## Problem statement
Duplicate the lines from the start of the entries up to and including the line with "- data-point-nbm: [1279, 877, 1291, 888]".

Dataset entries:
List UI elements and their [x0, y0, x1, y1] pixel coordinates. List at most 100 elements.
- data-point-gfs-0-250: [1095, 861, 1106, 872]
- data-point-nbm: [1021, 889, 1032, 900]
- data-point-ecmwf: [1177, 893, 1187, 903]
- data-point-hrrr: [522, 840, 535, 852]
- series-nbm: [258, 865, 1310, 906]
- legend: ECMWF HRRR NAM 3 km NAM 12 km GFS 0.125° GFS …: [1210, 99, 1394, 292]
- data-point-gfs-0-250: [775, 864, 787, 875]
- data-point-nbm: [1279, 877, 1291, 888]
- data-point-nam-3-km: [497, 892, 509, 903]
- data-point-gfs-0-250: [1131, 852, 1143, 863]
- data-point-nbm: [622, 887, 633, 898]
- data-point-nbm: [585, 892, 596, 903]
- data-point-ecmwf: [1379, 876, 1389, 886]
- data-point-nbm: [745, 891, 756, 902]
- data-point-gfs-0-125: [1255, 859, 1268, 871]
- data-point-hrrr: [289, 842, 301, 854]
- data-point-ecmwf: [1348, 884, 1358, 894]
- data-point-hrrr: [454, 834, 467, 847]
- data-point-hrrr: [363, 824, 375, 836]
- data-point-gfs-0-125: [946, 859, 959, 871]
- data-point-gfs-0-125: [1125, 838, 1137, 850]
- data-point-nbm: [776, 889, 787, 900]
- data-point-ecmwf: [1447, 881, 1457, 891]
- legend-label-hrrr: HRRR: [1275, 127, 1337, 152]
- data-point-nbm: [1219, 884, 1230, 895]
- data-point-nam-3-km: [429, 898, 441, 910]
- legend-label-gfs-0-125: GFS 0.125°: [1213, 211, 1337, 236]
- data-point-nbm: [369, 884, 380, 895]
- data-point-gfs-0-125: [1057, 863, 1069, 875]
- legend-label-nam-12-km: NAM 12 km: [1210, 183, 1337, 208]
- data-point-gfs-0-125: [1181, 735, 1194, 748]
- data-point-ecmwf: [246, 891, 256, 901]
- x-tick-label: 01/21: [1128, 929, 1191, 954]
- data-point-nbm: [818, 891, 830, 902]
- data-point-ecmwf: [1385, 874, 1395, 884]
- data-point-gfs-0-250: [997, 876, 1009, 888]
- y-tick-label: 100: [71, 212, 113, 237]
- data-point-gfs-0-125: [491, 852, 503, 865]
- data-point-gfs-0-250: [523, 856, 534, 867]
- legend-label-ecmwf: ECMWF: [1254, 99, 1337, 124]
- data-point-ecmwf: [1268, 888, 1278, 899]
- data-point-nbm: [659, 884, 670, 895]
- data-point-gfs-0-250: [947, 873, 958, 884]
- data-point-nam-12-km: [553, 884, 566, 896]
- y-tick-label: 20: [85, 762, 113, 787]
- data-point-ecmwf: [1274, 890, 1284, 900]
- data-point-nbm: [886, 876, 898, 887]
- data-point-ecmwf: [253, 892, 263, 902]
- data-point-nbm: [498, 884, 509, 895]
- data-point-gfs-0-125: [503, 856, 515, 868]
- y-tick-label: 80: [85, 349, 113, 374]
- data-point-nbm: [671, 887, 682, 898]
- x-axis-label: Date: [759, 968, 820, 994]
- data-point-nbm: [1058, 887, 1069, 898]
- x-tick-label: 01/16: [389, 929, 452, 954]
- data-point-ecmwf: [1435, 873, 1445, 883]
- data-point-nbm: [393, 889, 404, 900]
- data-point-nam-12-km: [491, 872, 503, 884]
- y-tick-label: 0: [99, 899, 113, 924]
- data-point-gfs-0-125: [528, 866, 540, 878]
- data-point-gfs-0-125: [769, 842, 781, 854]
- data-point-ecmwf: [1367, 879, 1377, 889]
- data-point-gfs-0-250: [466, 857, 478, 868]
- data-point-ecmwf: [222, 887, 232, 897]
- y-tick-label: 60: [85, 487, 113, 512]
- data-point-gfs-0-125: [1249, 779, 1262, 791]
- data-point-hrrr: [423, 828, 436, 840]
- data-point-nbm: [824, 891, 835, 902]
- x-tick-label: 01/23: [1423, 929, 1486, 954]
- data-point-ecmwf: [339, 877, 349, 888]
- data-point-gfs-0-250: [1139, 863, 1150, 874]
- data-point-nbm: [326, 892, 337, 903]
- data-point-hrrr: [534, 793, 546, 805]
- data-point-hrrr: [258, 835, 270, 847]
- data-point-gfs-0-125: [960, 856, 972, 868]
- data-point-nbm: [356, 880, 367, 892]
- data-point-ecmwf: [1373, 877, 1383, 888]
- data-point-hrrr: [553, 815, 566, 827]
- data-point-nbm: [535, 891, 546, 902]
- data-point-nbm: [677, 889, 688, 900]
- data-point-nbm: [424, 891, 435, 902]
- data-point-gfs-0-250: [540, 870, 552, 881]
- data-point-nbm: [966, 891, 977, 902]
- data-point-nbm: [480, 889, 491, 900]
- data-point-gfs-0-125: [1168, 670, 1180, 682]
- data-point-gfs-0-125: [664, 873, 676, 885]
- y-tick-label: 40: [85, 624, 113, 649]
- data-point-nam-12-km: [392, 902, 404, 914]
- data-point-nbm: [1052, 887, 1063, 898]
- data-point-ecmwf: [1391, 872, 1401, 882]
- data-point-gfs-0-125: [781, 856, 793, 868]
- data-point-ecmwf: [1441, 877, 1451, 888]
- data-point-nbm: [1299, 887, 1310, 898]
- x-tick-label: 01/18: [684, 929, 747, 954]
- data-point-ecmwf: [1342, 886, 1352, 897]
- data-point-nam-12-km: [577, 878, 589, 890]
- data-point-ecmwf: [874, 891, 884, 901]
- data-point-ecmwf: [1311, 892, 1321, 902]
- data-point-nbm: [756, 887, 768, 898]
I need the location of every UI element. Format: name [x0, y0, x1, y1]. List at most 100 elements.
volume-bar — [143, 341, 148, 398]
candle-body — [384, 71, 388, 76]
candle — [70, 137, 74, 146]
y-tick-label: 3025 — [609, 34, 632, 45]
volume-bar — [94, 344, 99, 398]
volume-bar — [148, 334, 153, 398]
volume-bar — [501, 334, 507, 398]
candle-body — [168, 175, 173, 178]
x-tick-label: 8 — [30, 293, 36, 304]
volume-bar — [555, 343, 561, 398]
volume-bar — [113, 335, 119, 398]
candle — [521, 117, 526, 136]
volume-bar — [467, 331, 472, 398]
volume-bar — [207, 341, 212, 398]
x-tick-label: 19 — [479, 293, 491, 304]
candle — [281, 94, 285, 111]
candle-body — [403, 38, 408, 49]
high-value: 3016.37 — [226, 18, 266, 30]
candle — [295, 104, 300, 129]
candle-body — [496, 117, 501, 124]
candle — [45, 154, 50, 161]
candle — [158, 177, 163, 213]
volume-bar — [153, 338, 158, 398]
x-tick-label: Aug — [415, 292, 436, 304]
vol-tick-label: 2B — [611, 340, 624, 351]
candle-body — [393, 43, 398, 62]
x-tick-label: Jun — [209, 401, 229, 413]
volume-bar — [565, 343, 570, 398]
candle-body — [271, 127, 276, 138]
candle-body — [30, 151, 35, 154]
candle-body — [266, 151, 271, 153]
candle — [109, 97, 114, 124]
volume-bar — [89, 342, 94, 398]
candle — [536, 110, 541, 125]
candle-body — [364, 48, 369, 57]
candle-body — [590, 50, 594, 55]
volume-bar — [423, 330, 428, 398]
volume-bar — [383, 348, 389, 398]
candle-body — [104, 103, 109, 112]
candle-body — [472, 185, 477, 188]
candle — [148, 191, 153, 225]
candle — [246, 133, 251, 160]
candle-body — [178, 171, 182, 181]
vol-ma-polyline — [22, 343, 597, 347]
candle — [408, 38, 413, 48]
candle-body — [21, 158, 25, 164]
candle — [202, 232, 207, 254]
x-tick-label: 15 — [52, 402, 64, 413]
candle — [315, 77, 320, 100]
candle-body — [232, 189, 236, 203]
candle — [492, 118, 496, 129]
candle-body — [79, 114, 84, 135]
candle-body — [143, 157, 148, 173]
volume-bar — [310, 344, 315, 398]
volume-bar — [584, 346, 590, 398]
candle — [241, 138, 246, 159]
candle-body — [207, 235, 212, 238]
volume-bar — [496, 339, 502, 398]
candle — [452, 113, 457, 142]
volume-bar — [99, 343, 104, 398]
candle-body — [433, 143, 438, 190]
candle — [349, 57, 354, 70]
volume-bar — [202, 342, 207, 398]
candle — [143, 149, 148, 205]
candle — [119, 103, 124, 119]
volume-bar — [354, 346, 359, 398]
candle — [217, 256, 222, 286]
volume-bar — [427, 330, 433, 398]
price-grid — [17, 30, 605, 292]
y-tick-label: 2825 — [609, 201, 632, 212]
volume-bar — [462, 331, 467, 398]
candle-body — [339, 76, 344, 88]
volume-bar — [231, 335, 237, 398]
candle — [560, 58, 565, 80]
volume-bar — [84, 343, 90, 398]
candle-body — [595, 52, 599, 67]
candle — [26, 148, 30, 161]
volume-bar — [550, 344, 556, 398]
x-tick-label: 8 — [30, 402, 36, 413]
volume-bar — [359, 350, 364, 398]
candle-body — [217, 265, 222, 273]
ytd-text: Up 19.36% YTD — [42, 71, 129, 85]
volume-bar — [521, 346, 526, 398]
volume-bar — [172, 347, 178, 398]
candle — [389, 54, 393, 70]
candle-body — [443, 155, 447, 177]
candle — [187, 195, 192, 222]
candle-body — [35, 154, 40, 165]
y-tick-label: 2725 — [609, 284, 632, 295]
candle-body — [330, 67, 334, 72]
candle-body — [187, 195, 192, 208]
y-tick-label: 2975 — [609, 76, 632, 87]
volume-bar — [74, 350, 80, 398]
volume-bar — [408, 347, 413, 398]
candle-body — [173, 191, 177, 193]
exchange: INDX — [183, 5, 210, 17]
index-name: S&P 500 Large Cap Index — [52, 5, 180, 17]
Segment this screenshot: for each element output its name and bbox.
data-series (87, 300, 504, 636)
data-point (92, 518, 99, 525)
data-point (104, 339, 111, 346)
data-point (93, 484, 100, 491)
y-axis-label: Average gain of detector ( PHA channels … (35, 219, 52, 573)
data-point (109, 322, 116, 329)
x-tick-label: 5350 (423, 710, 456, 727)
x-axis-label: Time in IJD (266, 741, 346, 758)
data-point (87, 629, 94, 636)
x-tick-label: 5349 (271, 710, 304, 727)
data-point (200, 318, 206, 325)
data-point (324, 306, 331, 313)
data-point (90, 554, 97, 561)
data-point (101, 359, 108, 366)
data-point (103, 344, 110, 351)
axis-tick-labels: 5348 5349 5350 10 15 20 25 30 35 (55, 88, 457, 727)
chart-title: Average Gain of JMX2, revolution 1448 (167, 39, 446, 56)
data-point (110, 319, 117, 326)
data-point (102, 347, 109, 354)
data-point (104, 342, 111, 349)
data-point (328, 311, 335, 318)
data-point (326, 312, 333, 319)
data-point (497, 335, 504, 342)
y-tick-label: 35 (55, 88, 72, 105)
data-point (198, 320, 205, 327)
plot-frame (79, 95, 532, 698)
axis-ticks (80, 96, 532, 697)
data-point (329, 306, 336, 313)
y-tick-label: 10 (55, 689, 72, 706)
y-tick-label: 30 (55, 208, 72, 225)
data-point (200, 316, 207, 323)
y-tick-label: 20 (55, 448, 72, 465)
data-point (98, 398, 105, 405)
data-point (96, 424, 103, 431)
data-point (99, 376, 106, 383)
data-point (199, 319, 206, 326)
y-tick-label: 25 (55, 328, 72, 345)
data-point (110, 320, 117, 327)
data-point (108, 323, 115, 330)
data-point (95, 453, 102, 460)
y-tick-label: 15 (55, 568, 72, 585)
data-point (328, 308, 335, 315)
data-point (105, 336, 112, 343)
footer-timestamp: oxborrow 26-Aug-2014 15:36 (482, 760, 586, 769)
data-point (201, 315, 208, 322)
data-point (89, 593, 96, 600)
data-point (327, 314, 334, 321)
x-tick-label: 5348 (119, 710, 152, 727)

## Expected answer
List UI elements and their [x0, y0, x1, y1] pixel coordinates. List at most 100 elements.
- data-point-gfs-0-250: [1095, 861, 1106, 872]
- data-point-nbm: [1021, 889, 1032, 900]
- data-point-ecmwf: [1177, 893, 1187, 903]
- data-point-hrrr: [522, 840, 535, 852]
- series-nbm: [258, 865, 1310, 906]
- legend: ECMWF HRRR NAM 3 km NAM 12 km GFS 0.125° GFS …: [1210, 99, 1394, 292]
- data-point-gfs-0-250: [775, 864, 787, 875]
- data-point-nbm: [1279, 877, 1291, 888]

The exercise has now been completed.